# Objective
Word for word, copy all the data and drop the pictures.

—————

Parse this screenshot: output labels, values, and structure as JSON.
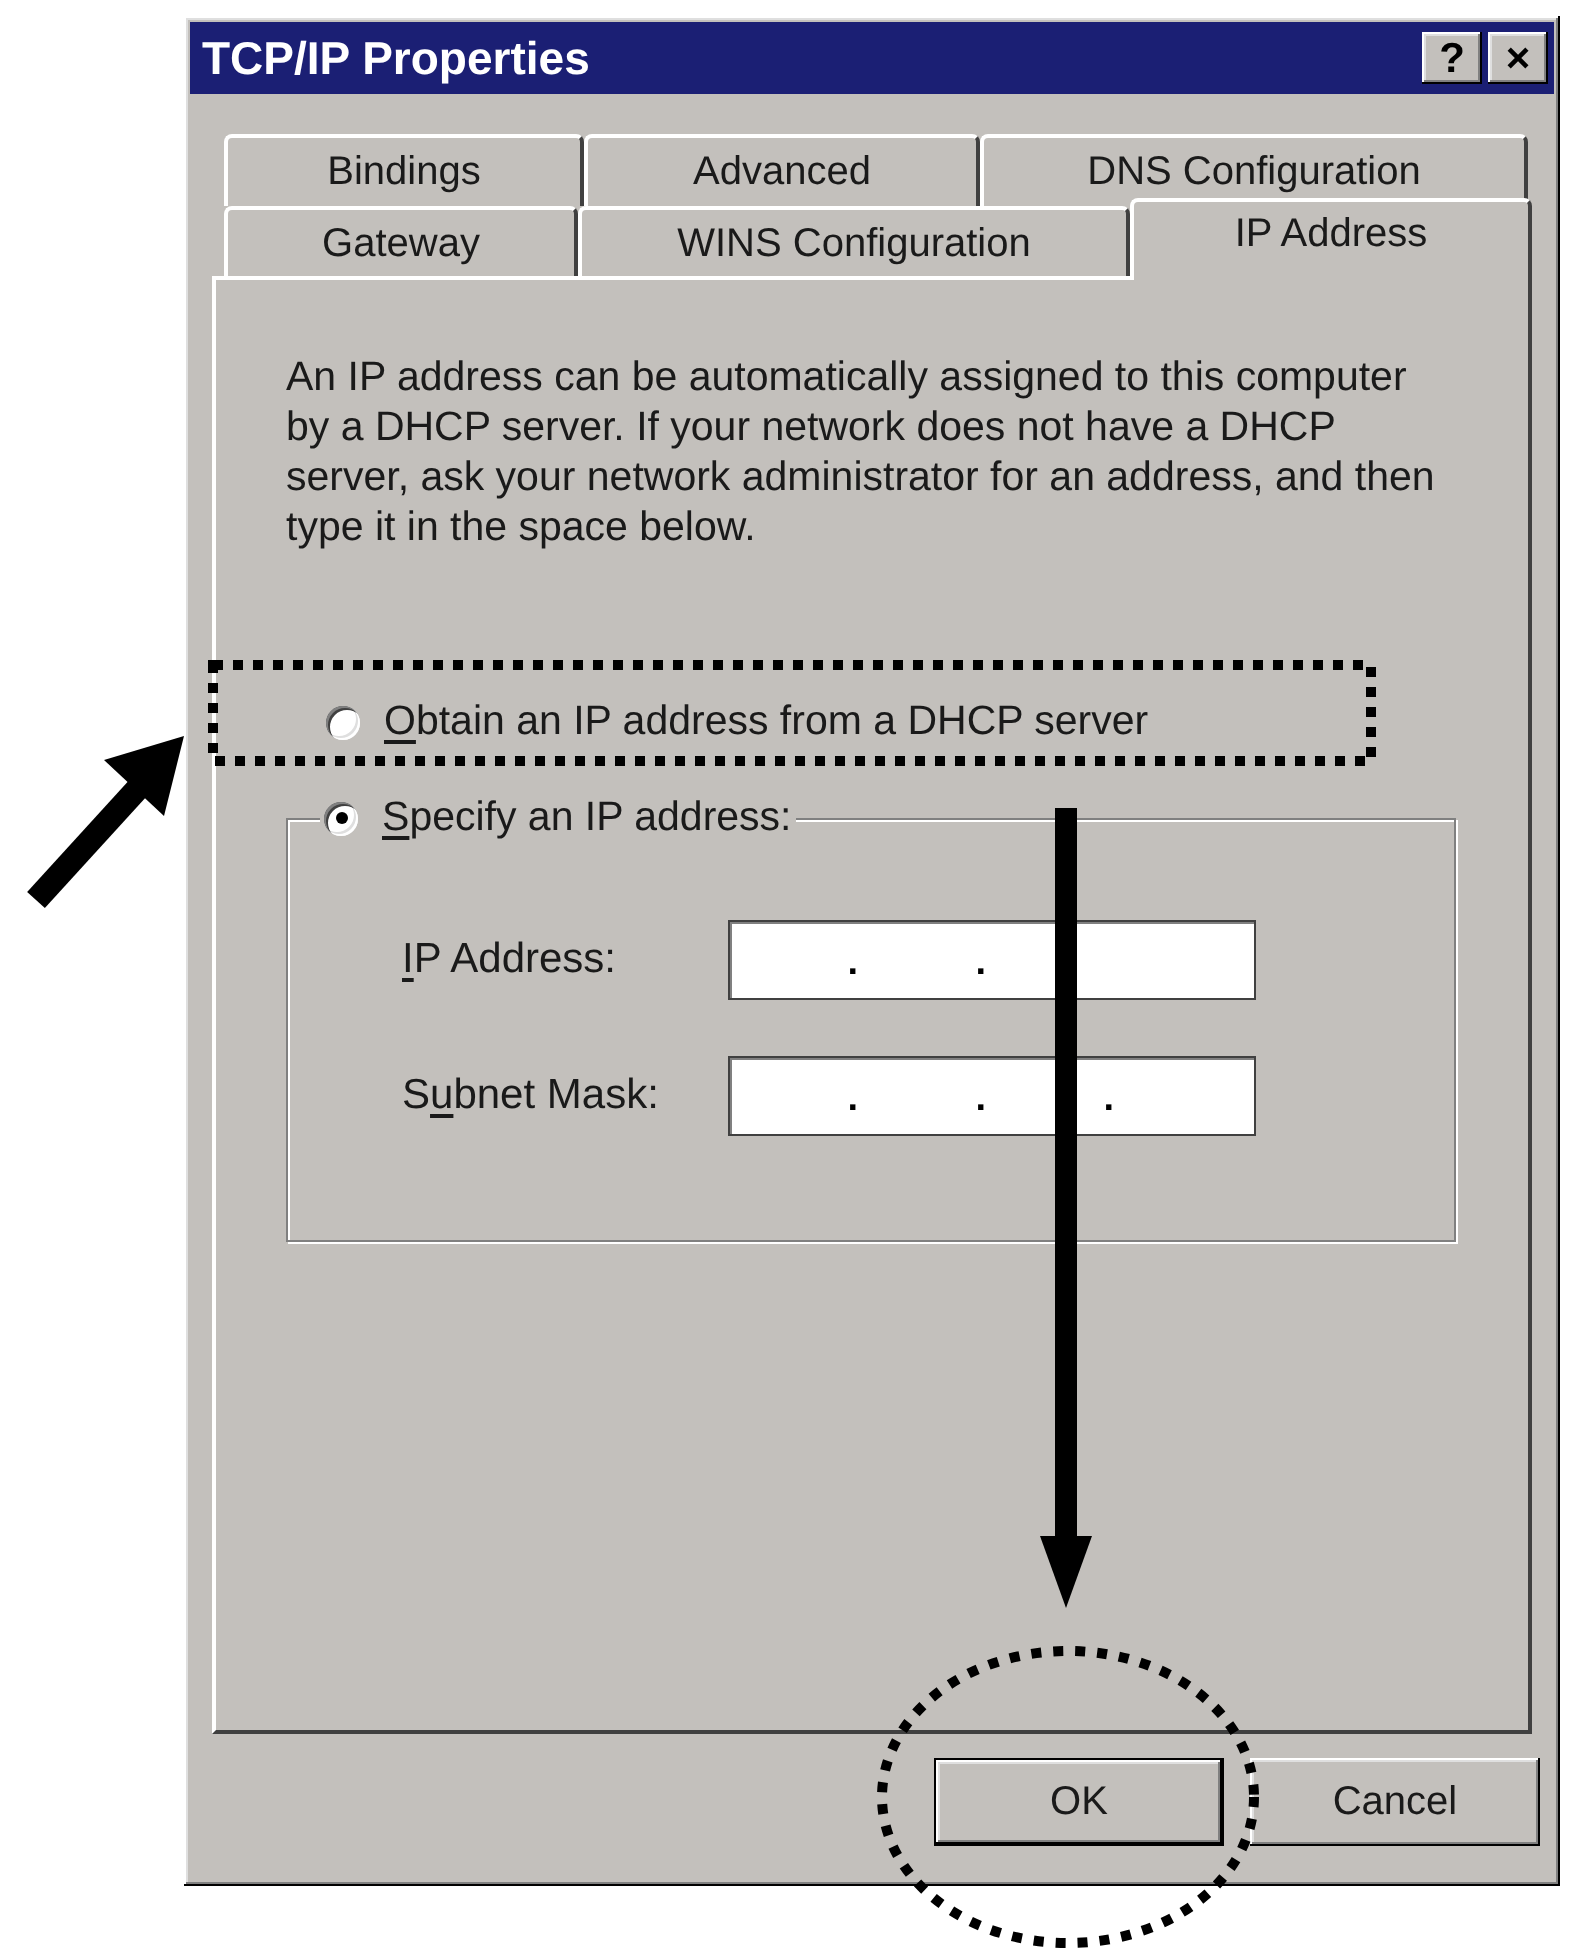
{
  "window": {
    "title": "TCP/IP Properties",
    "title_buttons": [
      "?",
      "×"
    ]
  },
  "tab_rows": [
    [
      {
        "label": "Bindings",
        "selected": false
      },
      {
        "label": "Advanced",
        "selected": false
      },
      {
        "label": "DNS Configuration",
        "selected": false
      }
    ],
    [
      {
        "label": "Gateway",
        "selected": false
      },
      {
        "label": "WINS Configuration",
        "selected": false
      },
      {
        "label": "IP Address",
        "selected": true
      }
    ]
  ],
  "description_lines": [
    "An IP address can be automatically assigned to this computer",
    "by a DHCP server. If your network does not have a DHCP",
    "server, ask your network administrator for an address, and then",
    "type it in the space below."
  ],
  "options": [
    {
      "kind": "plain",
      "label": {
        "key": "O",
        "after": "btain an IP address from a DHCP server"
      },
      "selected": false
    },
    {
      "kind": "group",
      "label": {
        "key": "S",
        "after": "pecify an IP address:"
      },
      "selected": true,
      "fields": [
        {
          "label": {
            "key": "I",
            "after": "P Address:"
          },
          "separators": [
            ".",
            "."
          ]
        },
        {
          "label": {
            "before": "S",
            "key": "u",
            "after": "bnet Mask:"
          },
          "separators": [
            ".",
            ".",
            "."
          ]
        }
      ]
    }
  ],
  "buttons": [
    {
      "label": "OK",
      "default": true
    },
    {
      "label": "Cancel",
      "default": false
    }
  ]
}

—————

# Written reply
Parse this screenshot: output labels, values, and structure as JSON.
{
  "window": {
    "title": "TCP/IP Properties",
    "title_buttons": [
      "?",
      "×"
    ]
  },
  "tab_rows": [
    [
      {
        "label": "Bindings",
        "selected": false
      },
      {
        "label": "Advanced",
        "selected": false
      },
      {
        "label": "DNS Configuration",
        "selected": false
      }
    ],
    [
      {
        "label": "Gateway",
        "selected": false
      },
      {
        "label": "WINS Configuration",
        "selected": false
      },
      {
        "label": "IP Address",
        "selected": true
      }
    ]
  ],
  "description_lines": [
    "An IP address can be automatically assigned to this computer",
    "by a DHCP server. If your network does not have a DHCP",
    "server, ask your network administrator for an address, and then",
    "type it in the space below."
  ],
  "options": [
    {
      "kind": "plain",
      "label": {
        "key": "O",
        "after": "btain an IP address from a DHCP server"
      },
      "selected": false
    },
    {
      "kind": "group",
      "label": {
        "key": "S",
        "after": "pecify an IP address:"
      },
      "selected": true,
      "fields": [
        {
          "label": {
            "key": "I",
            "after": "P Address:"
          },
          "separators": [
            ".",
            "."
          ]
        },
        {
          "label": {
            "before": "S",
            "key": "u",
            "after": "bnet Mask:"
          },
          "separators": [
            ".",
            ".",
            "."
          ]
        }
      ]
    }
  ],
  "buttons": [
    {
      "label": "OK",
      "default": true
    },
    {
      "label": "Cancel",
      "default": false
    }
  ]
}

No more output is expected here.